+++ DATA RECORDS
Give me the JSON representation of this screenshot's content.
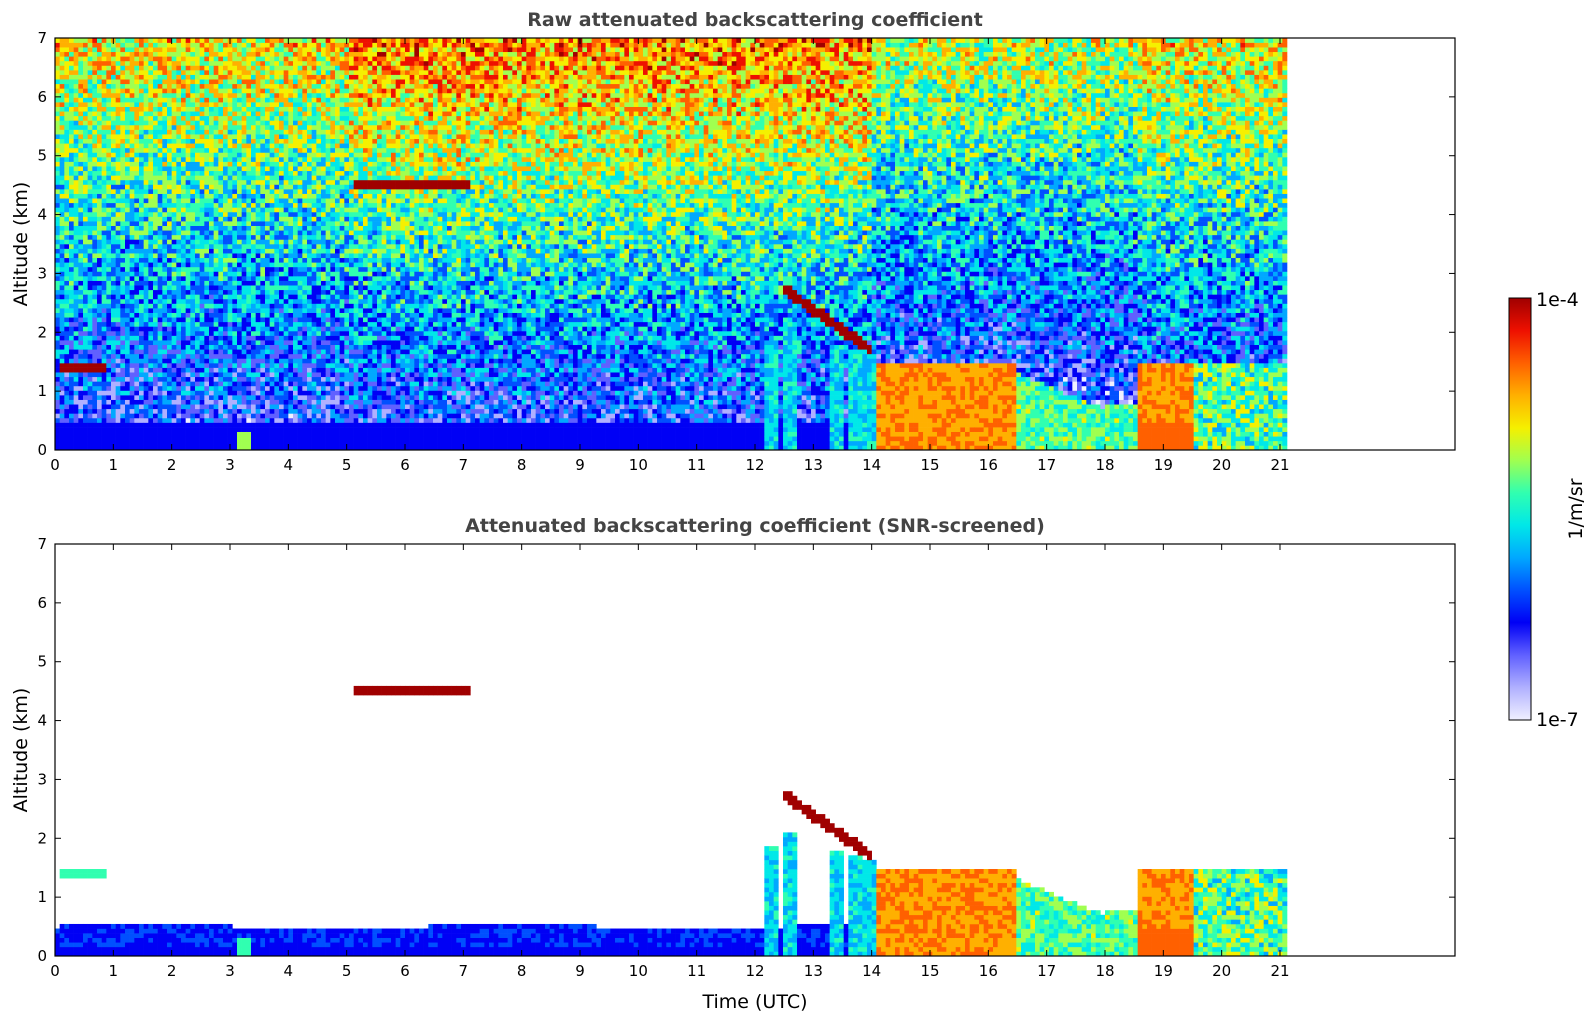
{
  "colors": {
    "colormap": [
      "#f0f0ff",
      "#b0b0ff",
      "#6060ff",
      "#0000f5",
      "#0050ff",
      "#00a8ff",
      "#00e8e8",
      "#30ffb0",
      "#a0ff50",
      "#f5f000",
      "#ffb000",
      "#ff6000",
      "#ee1000",
      "#a00000"
    ],
    "cloud_edge": "#000000"
  },
  "chart_data": [
    {
      "type": "heatmap",
      "title": "Raw attenuated backscattering coefficient",
      "xlabel": "",
      "ylabel": "Altitude (km)",
      "xlim": [
        0,
        24
      ],
      "ylim": [
        0,
        7
      ],
      "x_ticks": [
        "0",
        "1",
        "2",
        "3",
        "4",
        "5",
        "6",
        "7",
        "8",
        "9",
        "10",
        "11",
        "12",
        "13",
        "14",
        "15",
        "16",
        "17",
        "18",
        "19",
        "20",
        "21"
      ],
      "y_ticks": [
        "0",
        "1",
        "2",
        "3",
        "4",
        "5",
        "6",
        "7"
      ],
      "data_end_time": 21.1,
      "features": [
        {
          "name": "surface layer",
          "t0": 0,
          "t1": 14.0,
          "z0": 0,
          "z1": 0.45,
          "level": 0.3
        },
        {
          "name": "low cloud",
          "t0": 0.1,
          "t1": 0.85,
          "z0": 1.35,
          "z1": 1.5,
          "level": 0.97
        },
        {
          "name": "mid-level cloud",
          "t0": 5.1,
          "t1": 7.1,
          "z0": 4.45,
          "z1": 4.6,
          "level": 1.0
        },
        {
          "name": "boundary layer clouds",
          "t0": 14.1,
          "t1": 21.1,
          "z0": 0,
          "z1": 1.6,
          "level": 0.8
        }
      ]
    },
    {
      "type": "heatmap",
      "title": "Attenuated backscattering coefficient (SNR-screened)",
      "xlabel": "Time (UTC)",
      "ylabel": "Altitude (km)",
      "xlim": [
        0,
        24
      ],
      "ylim": [
        0,
        7
      ],
      "x_ticks": [
        "0",
        "1",
        "2",
        "3",
        "4",
        "5",
        "6",
        "7",
        "8",
        "9",
        "10",
        "11",
        "12",
        "13",
        "14",
        "15",
        "16",
        "17",
        "18",
        "19",
        "20",
        "21"
      ],
      "y_ticks": [
        "0",
        "1",
        "2",
        "3",
        "4",
        "5",
        "6",
        "7"
      ],
      "data_end_time": 21.1,
      "features": [
        {
          "name": "surface layer",
          "t0": 0,
          "t1": 14.0,
          "z0": 0,
          "z1": 0.55,
          "level": 0.3
        },
        {
          "name": "low cloud",
          "t0": 0.1,
          "t1": 0.85,
          "z0": 1.35,
          "z1": 1.5,
          "level": 0.6
        },
        {
          "name": "mid-level cloud",
          "t0": 5.1,
          "t1": 7.1,
          "z0": 4.45,
          "z1": 4.6,
          "level": 1.0
        },
        {
          "name": "boundary layer clouds",
          "t0": 14.1,
          "t1": 21.1,
          "z0": 0,
          "z1": 1.6,
          "level": 0.8
        }
      ]
    }
  ],
  "colorbar": {
    "label": "1/m/sr",
    "max_label": "1e-4",
    "min_label": "1e-7"
  }
}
++++++
PROBLEM TO SOLVE:
Gather each line in the data that holds the string "backscattering".

SOLUTION TO THIS TASK:
      "title": "Raw attenuated backscattering coefficient",
      "title": "Attenuated backscattering coefficient (SNR-screened)",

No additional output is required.